### Exercise
Copy every line with the string "стратегия" in it.

BEGIN Data to process

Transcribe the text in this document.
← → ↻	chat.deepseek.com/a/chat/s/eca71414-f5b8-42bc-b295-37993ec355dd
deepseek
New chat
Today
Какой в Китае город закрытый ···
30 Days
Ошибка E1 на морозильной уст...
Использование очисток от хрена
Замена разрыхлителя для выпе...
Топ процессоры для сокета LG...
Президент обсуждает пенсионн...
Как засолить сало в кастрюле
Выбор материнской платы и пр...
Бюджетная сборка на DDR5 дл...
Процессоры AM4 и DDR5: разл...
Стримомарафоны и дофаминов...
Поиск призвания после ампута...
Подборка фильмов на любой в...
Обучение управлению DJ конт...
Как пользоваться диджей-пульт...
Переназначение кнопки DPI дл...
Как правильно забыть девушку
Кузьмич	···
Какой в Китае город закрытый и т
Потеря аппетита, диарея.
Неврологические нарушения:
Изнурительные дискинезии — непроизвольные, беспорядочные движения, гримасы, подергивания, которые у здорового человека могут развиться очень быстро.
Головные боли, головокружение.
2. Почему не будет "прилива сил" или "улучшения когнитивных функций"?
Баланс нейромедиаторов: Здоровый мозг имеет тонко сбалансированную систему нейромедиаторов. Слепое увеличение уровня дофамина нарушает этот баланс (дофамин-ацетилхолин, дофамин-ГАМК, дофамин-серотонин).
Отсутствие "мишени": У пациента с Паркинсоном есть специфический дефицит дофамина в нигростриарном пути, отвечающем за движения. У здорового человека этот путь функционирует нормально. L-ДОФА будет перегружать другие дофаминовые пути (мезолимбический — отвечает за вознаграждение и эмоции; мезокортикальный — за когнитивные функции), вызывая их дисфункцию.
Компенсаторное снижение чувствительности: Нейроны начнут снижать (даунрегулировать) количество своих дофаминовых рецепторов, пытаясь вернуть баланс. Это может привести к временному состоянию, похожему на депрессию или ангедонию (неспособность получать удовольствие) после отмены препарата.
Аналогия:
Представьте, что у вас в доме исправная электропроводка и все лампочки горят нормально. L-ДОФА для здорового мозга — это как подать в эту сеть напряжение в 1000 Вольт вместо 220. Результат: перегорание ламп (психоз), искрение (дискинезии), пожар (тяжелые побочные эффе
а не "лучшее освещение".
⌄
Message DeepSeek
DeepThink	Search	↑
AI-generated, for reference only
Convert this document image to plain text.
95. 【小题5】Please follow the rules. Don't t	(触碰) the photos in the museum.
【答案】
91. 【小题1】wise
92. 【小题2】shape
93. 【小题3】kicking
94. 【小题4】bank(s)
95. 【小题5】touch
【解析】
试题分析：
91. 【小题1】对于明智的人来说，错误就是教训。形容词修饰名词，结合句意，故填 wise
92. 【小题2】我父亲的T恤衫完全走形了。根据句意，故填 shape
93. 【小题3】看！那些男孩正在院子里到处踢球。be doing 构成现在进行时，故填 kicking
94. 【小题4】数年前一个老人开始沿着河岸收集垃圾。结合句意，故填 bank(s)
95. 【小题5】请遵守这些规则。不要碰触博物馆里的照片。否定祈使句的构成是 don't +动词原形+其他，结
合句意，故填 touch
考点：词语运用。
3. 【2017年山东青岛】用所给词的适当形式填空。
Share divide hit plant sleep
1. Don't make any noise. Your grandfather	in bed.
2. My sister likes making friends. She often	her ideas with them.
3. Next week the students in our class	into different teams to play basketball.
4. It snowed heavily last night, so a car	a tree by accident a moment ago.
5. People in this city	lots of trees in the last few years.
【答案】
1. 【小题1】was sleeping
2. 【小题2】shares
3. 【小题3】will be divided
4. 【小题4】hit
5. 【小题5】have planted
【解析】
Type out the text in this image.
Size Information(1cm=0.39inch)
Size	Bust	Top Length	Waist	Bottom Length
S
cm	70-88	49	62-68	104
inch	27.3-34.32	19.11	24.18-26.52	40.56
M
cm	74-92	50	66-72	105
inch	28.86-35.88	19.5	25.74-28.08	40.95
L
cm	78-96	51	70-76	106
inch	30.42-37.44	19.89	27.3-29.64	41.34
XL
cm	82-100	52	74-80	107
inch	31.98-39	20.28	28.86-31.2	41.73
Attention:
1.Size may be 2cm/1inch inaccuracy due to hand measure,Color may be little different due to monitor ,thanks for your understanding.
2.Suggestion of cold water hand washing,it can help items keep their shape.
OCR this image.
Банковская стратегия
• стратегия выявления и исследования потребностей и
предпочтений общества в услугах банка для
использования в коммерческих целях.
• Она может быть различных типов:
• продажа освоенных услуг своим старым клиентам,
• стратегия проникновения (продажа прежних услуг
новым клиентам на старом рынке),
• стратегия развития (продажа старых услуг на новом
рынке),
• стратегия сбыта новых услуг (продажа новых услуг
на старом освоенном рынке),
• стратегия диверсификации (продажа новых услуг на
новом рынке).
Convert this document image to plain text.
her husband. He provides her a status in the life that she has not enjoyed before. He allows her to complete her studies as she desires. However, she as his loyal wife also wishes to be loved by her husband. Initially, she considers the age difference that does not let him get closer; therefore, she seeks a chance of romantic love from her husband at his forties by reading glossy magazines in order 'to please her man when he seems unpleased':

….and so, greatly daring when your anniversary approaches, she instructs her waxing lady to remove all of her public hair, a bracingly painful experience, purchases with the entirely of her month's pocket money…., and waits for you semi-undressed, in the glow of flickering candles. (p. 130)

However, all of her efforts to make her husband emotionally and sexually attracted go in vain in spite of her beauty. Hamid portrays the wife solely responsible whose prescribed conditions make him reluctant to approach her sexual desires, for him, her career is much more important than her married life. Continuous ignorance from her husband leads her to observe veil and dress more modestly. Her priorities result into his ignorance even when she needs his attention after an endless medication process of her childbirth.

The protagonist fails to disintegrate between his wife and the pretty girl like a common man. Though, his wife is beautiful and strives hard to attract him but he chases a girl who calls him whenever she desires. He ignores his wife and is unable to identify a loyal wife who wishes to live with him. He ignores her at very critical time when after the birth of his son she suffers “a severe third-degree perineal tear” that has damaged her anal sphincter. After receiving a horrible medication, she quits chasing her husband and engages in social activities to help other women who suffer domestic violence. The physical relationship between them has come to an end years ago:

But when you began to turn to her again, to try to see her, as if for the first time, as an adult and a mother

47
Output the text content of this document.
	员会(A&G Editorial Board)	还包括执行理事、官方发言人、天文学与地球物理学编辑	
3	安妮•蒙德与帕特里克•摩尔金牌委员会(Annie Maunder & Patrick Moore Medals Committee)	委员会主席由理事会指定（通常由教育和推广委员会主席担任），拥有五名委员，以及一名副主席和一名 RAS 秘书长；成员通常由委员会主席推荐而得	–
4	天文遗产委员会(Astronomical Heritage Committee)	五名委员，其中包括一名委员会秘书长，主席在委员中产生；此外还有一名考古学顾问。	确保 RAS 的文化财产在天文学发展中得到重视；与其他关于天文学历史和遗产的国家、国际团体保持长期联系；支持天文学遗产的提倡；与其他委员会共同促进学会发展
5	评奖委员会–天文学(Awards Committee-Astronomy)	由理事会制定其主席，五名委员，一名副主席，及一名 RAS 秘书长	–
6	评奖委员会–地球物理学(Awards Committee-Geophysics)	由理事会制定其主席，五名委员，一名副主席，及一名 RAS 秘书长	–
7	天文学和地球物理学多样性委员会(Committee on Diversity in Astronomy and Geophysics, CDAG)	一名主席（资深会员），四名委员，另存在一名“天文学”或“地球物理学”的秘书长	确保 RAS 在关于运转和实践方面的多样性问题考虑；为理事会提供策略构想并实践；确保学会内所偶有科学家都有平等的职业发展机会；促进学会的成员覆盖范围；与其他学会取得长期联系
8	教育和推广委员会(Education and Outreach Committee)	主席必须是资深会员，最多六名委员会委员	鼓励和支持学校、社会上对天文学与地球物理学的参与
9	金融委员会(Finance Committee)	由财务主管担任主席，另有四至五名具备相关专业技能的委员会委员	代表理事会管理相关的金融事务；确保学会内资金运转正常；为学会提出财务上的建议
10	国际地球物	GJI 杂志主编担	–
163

END Data to process

### Expected answer
Банковская стратегия
• стратегия выявления и исследования потребностей и
• стратегия проникновения (продажа прежних услуг
• стратегия развития (продажа старых услуг на новом
• стратегия сбыта новых услуг (продажа новых услуг
• стратегия диверсификации (продажа новых услуг на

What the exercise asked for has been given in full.